• **Data rows**:

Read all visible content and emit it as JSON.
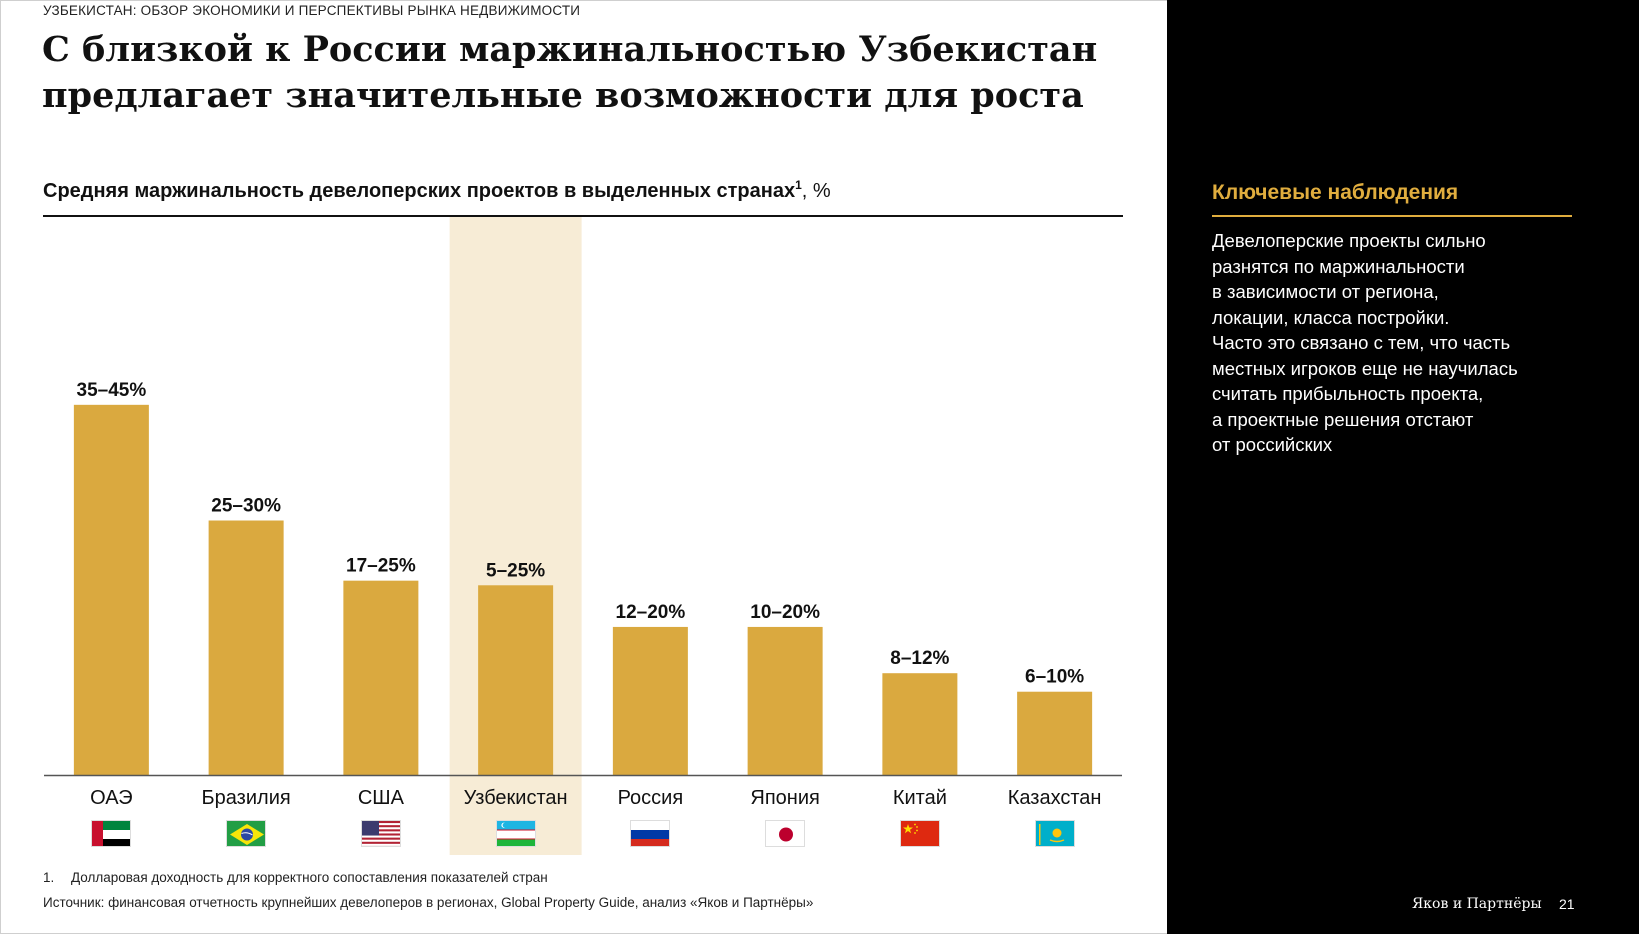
{
  "header": {
    "kicker": "УЗБЕКИСТАН: ОБЗОР ЭКОНОМИКИ И ПЕРСПЕКТИВЫ РЫНКА НЕДВИЖИМОСТИ",
    "title": "С близкой к России маржинальностью Узбекистан предлагает значительные возможности для роста"
  },
  "chart_header": {
    "title": "Средняя маржинальность девелоперских проектов в выделенных странах",
    "sup": "1",
    "unit": ", %"
  },
  "chart_data": {
    "type": "bar",
    "title": "Средняя маржинальность девелоперских проектов в выделенных странах",
    "ylabel": "%",
    "categories": [
      "ОАЭ",
      "Бразилия",
      "США",
      "Узбекистан",
      "Россия",
      "Япония",
      "Китай",
      "Казахстан"
    ],
    "labels": [
      "35–45%",
      "25–30%",
      "17–25%",
      "5–25%",
      "12–20%",
      "10–20%",
      "8–12%",
      "6–10%"
    ],
    "values": [
      40,
      27.5,
      21,
      20.5,
      16,
      16,
      11,
      9
    ],
    "highlight": "Узбекистан",
    "ylim": [
      0,
      42
    ],
    "grid": false,
    "colors": {
      "bar": "#daa93f",
      "highlight_band": "#f7ecd6",
      "axis": "#555555"
    }
  },
  "flags": [
    "uae-flag",
    "brazil-flag",
    "usa-flag",
    "uzbekistan-flag",
    "russia-flag",
    "japan-flag",
    "china-flag",
    "kazakhstan-flag"
  ],
  "footer": {
    "footnote_num": "1.",
    "footnote": "Долларовая доходность для корректного сопоставления показателей стран",
    "source": "Источник: финансовая отчетность крупнейших девелоперов в регионах, Global Property Guide, анализ «Яков и Партнёры»"
  },
  "insights": {
    "title": "Ключевые наблюдения",
    "text": "Девелоперские проекты сильно\nразнятся по маржинальности\nв зависимости от региона,\nлокации, класса постройки.\nЧасто это связано с тем, что часть\nместных игроков еще не научилась\nсчитать прибыльность проекта,\nа проектные решения отстают\nот российских"
  },
  "brand": {
    "name": "Яков и Партнёры",
    "page": "21"
  },
  "colors": {
    "accent": "#e0ad3e",
    "panel": "#000000"
  }
}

• **Stated goal**:
Working from the material above, state how many lines contain "Яков"; give only the number.

• **Answer for this exercise**:
2